--- RECORDS ---
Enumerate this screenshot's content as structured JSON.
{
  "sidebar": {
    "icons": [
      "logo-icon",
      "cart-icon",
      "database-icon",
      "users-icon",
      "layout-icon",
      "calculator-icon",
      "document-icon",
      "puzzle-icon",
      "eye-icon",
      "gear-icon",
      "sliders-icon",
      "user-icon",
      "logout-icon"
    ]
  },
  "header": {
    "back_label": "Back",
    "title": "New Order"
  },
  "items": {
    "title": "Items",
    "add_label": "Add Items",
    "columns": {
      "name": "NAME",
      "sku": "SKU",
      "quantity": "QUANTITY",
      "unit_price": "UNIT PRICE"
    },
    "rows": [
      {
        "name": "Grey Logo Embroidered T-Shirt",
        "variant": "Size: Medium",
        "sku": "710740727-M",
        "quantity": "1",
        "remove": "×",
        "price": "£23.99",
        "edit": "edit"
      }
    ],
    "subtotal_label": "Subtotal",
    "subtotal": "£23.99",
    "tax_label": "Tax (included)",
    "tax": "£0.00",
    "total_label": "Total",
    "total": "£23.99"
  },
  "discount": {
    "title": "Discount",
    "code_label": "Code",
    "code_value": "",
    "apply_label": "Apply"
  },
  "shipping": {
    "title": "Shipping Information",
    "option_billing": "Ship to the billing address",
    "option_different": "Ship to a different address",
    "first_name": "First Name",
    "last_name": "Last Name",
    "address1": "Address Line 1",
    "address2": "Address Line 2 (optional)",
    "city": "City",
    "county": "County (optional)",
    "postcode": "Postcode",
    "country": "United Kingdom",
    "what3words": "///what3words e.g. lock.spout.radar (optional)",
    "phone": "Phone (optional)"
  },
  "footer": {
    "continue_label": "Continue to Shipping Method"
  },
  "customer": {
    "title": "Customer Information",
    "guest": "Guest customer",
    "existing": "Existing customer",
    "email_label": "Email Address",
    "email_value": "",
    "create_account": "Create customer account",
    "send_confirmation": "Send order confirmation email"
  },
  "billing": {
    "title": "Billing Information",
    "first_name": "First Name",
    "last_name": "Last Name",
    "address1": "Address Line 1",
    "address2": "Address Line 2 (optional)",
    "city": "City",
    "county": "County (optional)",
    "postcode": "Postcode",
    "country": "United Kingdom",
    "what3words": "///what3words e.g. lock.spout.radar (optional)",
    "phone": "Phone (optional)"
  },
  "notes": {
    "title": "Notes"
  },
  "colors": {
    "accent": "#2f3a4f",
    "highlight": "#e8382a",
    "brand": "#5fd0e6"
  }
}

--- AIM OF THE EXERCISE ---
Can you give every line above again, exactly as written?

--- ANSWER ---
Enumerate this screenshot's content as structured JSON.
{
  "sidebar": {
    "icons": [
      "logo-icon",
      "cart-icon",
      "database-icon",
      "users-icon",
      "layout-icon",
      "calculator-icon",
      "document-icon",
      "puzzle-icon",
      "eye-icon",
      "gear-icon",
      "sliders-icon",
      "user-icon",
      "logout-icon"
    ]
  },
  "header": {
    "back_label": "Back",
    "title": "New Order"
  },
  "items": {
    "title": "Items",
    "add_label": "Add Items",
    "columns": {
      "name": "NAME",
      "sku": "SKU",
      "quantity": "QUANTITY",
      "unit_price": "UNIT PRICE"
    },
    "rows": [
      {
        "name": "Grey Logo Embroidered T-Shirt",
        "variant": "Size: Medium",
        "sku": "710740727-M",
        "quantity": "1",
        "remove": "×",
        "price": "£23.99",
        "edit": "edit"
      }
    ],
    "subtotal_label": "Subtotal",
    "subtotal": "£23.99",
    "tax_label": "Tax (included)",
    "tax": "£0.00",
    "total_label": "Total",
    "total": "£23.99"
  },
  "discount": {
    "title": "Discount",
    "code_label": "Code",
    "code_value": "",
    "apply_label": "Apply"
  },
  "shipping": {
    "title": "Shipping Information",
    "option_billing": "Ship to the billing address",
    "option_different": "Ship to a different address",
    "first_name": "First Name",
    "last_name": "Last Name",
    "address1": "Address Line 1",
    "address2": "Address Line 2 (optional)",
    "city": "City",
    "county": "County (optional)",
    "postcode": "Postcode",
    "country": "United Kingdom",
    "what3words": "///what3words e.g. lock.spout.radar (optional)",
    "phone": "Phone (optional)"
  },
  "footer": {
    "continue_label": "Continue to Shipping Method"
  },
  "customer": {
    "title": "Customer Information",
    "guest": "Guest customer",
    "existing": "Existing customer",
    "email_label": "Email Address",
    "email_value": "",
    "create_account": "Create customer account",
    "send_confirmation": "Send order confirmation email"
  },
  "billing": {
    "title": "Billing Information",
    "first_name": "First Name",
    "last_name": "Last Name",
    "address1": "Address Line 1",
    "address2": "Address Line 2 (optional)",
    "city": "City",
    "county": "County (optional)",
    "postcode": "Postcode",
    "country": "United Kingdom",
    "what3words": "///what3words e.g. lock.spout.radar (optional)",
    "phone": "Phone (optional)"
  },
  "notes": {
    "title": "Notes"
  },
  "colors": {
    "accent": "#2f3a4f",
    "highlight": "#e8382a",
    "brand": "#5fd0e6"
  }
}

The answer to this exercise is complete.